▶ Short exercise
Scan the data below for the string "total". Copy every line where it appears.

▶ Data extract
####################

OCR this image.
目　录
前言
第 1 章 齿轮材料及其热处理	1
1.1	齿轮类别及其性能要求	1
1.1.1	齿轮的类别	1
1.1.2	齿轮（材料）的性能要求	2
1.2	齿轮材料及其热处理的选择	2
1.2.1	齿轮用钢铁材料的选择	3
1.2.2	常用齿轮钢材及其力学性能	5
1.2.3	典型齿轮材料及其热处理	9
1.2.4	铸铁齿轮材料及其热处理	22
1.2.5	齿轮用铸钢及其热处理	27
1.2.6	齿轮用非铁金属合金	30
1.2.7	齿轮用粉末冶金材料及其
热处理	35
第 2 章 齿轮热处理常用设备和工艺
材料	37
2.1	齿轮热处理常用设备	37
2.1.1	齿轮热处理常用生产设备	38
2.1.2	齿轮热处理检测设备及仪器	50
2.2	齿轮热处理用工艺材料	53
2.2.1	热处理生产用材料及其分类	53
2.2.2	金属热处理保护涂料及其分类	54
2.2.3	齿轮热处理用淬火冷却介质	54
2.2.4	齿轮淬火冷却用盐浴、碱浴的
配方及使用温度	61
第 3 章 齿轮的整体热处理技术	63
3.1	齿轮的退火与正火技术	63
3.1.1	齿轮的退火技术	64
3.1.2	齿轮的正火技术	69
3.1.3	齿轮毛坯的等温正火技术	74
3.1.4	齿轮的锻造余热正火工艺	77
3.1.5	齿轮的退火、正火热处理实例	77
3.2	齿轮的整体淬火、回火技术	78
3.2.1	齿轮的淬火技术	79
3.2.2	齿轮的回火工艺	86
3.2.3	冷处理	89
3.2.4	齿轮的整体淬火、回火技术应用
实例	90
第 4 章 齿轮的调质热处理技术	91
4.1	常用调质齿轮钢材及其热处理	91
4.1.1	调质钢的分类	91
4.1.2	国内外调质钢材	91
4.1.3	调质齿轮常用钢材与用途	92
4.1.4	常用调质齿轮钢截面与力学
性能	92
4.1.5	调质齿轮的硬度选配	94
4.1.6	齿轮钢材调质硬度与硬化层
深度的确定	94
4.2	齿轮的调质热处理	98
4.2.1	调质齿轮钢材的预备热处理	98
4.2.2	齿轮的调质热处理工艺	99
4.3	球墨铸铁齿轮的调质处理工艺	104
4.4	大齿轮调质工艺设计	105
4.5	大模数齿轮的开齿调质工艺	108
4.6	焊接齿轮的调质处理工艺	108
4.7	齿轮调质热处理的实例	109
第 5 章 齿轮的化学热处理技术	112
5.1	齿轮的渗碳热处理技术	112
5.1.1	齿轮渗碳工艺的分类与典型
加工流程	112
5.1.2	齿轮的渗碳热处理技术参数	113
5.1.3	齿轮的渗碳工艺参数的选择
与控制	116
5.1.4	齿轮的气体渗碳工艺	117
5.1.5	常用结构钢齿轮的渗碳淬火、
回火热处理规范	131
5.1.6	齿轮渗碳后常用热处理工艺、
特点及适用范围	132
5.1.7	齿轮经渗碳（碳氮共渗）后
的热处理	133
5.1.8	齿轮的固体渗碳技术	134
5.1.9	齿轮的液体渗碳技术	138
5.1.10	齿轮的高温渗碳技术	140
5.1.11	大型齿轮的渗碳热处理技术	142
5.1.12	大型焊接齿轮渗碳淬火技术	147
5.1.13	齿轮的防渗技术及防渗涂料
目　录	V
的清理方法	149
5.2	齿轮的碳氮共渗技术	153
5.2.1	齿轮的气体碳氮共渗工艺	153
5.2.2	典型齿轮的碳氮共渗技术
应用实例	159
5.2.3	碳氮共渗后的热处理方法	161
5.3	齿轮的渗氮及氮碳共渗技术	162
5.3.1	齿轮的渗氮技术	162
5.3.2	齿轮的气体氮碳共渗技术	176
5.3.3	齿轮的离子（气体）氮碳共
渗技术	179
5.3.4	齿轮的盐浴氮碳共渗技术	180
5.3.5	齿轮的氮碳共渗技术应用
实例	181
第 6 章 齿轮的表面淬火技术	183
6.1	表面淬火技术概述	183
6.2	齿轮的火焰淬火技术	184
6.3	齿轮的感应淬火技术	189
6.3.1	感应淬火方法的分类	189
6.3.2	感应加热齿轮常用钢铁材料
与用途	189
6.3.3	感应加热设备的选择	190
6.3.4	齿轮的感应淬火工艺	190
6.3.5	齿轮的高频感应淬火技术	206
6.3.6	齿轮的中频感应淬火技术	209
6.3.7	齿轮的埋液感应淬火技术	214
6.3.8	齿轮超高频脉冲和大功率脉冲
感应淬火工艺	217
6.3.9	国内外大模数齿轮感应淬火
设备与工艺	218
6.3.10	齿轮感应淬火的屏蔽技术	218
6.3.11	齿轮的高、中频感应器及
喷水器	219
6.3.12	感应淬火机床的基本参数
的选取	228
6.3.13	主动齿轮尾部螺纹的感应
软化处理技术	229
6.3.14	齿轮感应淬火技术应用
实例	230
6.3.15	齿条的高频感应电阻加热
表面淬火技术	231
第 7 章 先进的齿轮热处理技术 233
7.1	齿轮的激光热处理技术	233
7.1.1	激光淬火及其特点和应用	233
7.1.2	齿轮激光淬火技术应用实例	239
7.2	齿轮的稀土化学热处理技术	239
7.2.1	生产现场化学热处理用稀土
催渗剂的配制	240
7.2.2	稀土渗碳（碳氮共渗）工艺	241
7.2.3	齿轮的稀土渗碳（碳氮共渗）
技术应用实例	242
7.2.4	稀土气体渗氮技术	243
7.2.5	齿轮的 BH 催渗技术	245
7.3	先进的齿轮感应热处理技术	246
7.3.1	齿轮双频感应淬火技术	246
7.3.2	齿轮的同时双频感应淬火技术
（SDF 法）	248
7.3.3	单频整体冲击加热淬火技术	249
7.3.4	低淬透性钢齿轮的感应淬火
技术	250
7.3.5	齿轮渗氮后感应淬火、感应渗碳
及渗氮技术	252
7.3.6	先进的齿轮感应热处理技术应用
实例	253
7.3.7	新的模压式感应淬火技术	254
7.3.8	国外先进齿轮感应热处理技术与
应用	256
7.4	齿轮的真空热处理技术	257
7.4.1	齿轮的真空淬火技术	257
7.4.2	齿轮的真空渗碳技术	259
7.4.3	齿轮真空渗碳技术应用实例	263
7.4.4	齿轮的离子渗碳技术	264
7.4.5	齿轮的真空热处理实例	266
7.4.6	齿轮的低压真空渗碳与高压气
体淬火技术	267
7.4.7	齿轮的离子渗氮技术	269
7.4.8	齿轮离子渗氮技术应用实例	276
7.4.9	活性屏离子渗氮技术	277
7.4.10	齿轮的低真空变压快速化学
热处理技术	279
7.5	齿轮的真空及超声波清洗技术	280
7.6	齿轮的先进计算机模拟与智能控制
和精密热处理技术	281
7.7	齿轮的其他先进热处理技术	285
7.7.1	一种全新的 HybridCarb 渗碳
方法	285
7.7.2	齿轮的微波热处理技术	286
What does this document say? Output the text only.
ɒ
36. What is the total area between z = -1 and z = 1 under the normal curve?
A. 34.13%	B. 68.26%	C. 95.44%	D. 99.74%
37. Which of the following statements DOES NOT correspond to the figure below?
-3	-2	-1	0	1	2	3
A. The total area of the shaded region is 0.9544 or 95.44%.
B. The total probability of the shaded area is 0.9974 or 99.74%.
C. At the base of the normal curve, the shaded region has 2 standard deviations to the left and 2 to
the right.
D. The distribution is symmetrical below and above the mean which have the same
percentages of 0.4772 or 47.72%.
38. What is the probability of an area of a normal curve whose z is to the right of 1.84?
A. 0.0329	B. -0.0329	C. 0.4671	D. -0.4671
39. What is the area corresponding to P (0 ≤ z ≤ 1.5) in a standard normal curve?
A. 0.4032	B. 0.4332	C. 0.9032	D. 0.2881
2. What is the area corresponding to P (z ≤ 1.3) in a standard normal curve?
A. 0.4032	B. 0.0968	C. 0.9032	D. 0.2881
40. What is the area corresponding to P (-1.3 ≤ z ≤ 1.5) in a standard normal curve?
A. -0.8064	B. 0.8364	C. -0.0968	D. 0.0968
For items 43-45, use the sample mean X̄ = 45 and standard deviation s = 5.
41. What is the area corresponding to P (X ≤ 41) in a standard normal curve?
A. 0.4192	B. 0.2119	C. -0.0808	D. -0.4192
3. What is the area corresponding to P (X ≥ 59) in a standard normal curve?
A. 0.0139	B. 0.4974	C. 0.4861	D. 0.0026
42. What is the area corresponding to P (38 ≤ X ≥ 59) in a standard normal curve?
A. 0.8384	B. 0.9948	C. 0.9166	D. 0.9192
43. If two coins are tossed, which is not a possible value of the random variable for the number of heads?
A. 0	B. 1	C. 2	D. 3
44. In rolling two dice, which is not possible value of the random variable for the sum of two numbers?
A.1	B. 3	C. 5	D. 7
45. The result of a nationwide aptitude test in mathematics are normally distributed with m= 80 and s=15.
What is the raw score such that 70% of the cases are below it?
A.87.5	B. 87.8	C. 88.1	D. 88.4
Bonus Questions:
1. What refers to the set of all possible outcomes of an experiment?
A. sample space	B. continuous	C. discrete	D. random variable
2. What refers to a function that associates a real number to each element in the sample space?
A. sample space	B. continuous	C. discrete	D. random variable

####################

▶ The output
36. What is the total area between z = -1 and z = 1 under the normal curve?
A. The total area of the shaded region is 0.9544 or 95.44%.
B. The total probability of the shaded area is 0.9974 or 99.74%.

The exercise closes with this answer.